While SED review was pending, petitioners commenced this CPLR article 78 proceeding, seeking (1) to annul CGFNS’s refusal to verify petitioners’ program and to compel CGFNS to withdraw its reports to SED denying verification, (2) to compel CGFNS to verify those credentials for all of petitioners’ graduates in the future, and (3) to compel SED to accept the verified credentials of petitioners’ graduates. SED filed a pre-answer *1148 motion to dismiss the petition as premature because it was still reviewing CGFNS’s findings, as well as its own initial denials of the applications (see CPLR 3211 [a]; 7804 [f]). CGFNS served an answer and requested dismissal of the petition. SED thereafter advised petitioners by letter dated December 13, 2011, that it accepted the representations of the Prime Minister, Minister of Health and Attorney General of Antigua and Barbuda that petitioners’ nursing program is approved in satisfaction of the requirements of 8 NYCRR 64.1 (a) (3), thereby overturning its initial determinations to the contrary. 2

At a hearing on the motion, CGFNS and SED argued that the proceeding was rendered moot by SED’s December 2011 determination and SED represented that all of petitioners’ nursing graduates who had completed their applications had been approved the week prior and notified of their eligibility to take the licensing exam. Petitioners argued that the proceeding was not moot. Supreme Court dismissed the petition as to both CGFNS and SED, finding that CGFNS had not made a determination subject to CPLR article 78 review and that the proceeding was moot. Petitioners appeal.

● Provided data
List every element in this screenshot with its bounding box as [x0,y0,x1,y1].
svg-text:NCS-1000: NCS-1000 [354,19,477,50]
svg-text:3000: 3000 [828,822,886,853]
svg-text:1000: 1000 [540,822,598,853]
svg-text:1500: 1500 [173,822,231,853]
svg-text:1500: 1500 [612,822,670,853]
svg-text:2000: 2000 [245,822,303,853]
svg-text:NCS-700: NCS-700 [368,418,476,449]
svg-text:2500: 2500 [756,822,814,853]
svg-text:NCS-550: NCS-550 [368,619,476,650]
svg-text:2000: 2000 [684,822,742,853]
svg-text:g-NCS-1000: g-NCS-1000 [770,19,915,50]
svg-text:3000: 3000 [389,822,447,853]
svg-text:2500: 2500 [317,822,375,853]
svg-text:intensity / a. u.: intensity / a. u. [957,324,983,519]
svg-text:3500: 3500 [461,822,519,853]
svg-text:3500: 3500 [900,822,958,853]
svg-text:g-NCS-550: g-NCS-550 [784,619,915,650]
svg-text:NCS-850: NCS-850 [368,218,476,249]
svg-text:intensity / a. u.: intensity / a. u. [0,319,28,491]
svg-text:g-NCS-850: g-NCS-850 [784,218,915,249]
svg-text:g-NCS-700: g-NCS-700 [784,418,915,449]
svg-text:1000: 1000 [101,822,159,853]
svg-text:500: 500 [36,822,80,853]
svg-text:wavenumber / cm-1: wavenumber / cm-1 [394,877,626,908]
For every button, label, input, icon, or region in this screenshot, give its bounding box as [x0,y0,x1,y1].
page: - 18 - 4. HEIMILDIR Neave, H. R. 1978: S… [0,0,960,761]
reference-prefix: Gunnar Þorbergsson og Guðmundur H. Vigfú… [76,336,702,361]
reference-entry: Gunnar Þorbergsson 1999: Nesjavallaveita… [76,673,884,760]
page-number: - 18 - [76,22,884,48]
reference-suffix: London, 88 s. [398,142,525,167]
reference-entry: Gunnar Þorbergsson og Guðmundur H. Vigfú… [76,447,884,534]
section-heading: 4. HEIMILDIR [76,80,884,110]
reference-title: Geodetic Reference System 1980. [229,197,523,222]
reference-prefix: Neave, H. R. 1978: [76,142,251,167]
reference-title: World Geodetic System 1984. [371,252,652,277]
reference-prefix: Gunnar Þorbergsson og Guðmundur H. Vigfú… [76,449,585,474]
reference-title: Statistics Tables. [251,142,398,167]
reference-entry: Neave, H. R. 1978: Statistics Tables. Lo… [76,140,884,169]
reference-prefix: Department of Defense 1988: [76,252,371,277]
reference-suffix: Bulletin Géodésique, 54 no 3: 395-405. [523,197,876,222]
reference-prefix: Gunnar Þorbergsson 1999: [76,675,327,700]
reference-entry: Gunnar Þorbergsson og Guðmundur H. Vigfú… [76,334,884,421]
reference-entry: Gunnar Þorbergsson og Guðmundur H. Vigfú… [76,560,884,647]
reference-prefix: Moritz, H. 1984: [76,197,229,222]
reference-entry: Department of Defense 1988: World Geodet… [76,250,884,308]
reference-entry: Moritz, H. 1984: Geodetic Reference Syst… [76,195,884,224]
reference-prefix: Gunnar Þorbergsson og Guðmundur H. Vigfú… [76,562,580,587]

● Goals
1. In the court opinion excerpt, what was the date of the letter in which SED accepted the representations of officials of Antigua and Barbuda?
2. Write the next part of the court opinion excerpt, starting right after its final sentence.

● Task results
1. December 13, 2011.

2.
We affirm. CGFNS argues that it is not a “body or officer” subject to CPLR article 78 (CPLR 7802 [a]) and that it did not make a “determination” reviewable in this proceeding (CPLR 7803 [3]). CPLR 7802 (a) defines a “body or officer” against whom a CPLR article 78 proceeding may be instituted to include, as relevant here, “every court, tribunal, board, [or] corporation” (emphasis added). CGFNS is a not-for-profit corporation. Courts have recognized that corporations, both public and private, may be subject to CPLR article 78 as quasi-governmental bodies because they are “beholden to the [s]tate for their franchise or charter or the exercise of their functions” (Matter of Weidenfeld v Keppler, 84 App Div 235, 239 [1903], affd 176 NY 562 [1903]; see Bango v Gouverneur Volunteer Rescue Squad, Inc., 101 AD3d 1556, 1557 [2012]; Matter of Kickertz v New York Univ., 99 AD3d 502, 507 [2012], appeal dismissed 20 NY3d 1004 [2013]; Matter of Sines v Opportunities For Broome, 156 AD2d 878, 879 [1989]; Matter of Gray v Canisius Coll. of Buffalo, 76 AD2d 30, 33 [1980]; Siegel, NY Prac §§ 558 at 989; 564 at 1001-1002 [5th ed 2011]). As a corporate entity, CGFNS is a “body or officer” subject to a writ of mandamus under CPLR article 78 (CPLR 7802 [a]; see CPLR *1149 7803 [1], [3]; Matter of Sines v Opportunities For Broome, 156 AD2d at 879; Matter of Gray v Canisius Coll. of Buffalo, 76 AD2d at 33).

However, we agree with Supreme Court’s conclusion that CGFNS did not render a final “determination” regarding petitioners’ credentials or the applications 3 that is subject to CPLR article 78 review (CPLR 7803 [3]). Pursuant to its MOU, CGFNS provides credentials verification to SED in which it reviews documents and transcripts and prepares a report as to the authenticity of those credentials, forwarding the documentation to SED for a licensing determination.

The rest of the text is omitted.